*Extracted records*:
___

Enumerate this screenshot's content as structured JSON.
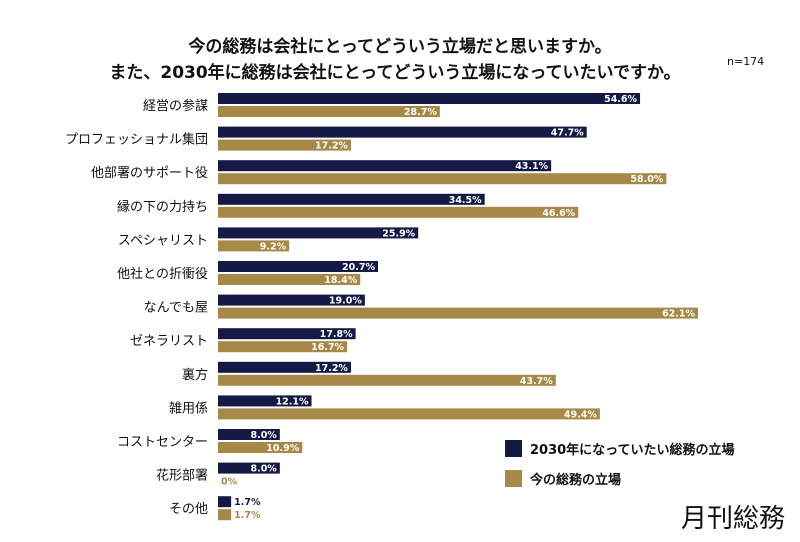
{
  "chart_data": {
    "type": "bar",
    "orientation": "horizontal",
    "title": [
      "今の総務は会社にとってどういう立場だと思いますか。",
      "また、2030年に総務は会社にとってどういう立場になっていたいですか。"
    ],
    "sample_note": "n=174",
    "categories": [
      "経営の参謀",
      "プロフェッショナル集団",
      "他部署のサポート役",
      "縁の下の力持ち",
      "スペシャリスト",
      "他社との折衝役",
      "なんでも屋",
      "ゼネラリスト",
      "裏方",
      "雑用係",
      "コストセンター",
      "花形部署",
      "その他"
    ],
    "series": [
      {
        "name": "2030年になっていたい総務の立場",
        "color": "#141a45",
        "values": [
          54.6,
          47.7,
          43.1,
          34.5,
          25.9,
          20.7,
          19.0,
          17.8,
          17.2,
          12.1,
          8.0,
          8.0,
          1.7
        ]
      },
      {
        "name": "今の総務の立場",
        "color": "#a68947",
        "values": [
          28.7,
          17.2,
          58.0,
          46.6,
          9.2,
          18.4,
          62.1,
          16.7,
          43.7,
          49.4,
          10.9,
          0,
          1.7
        ]
      }
    ],
    "value_format": "%",
    "legend_position": "bottom-right",
    "grid": false
  },
  "logo": "月刊総務"
}
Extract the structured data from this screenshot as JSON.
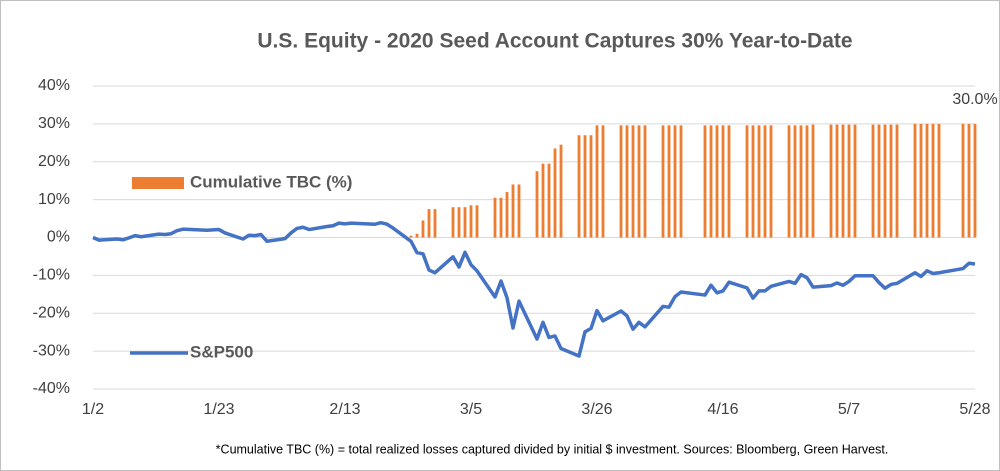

___

*Exercise details*:
Copy out every line of the data that includes the word "name".

*Exercise output*:
        "name": "2030年になっていたい総務の立場",
        "name": "今の総務の立場",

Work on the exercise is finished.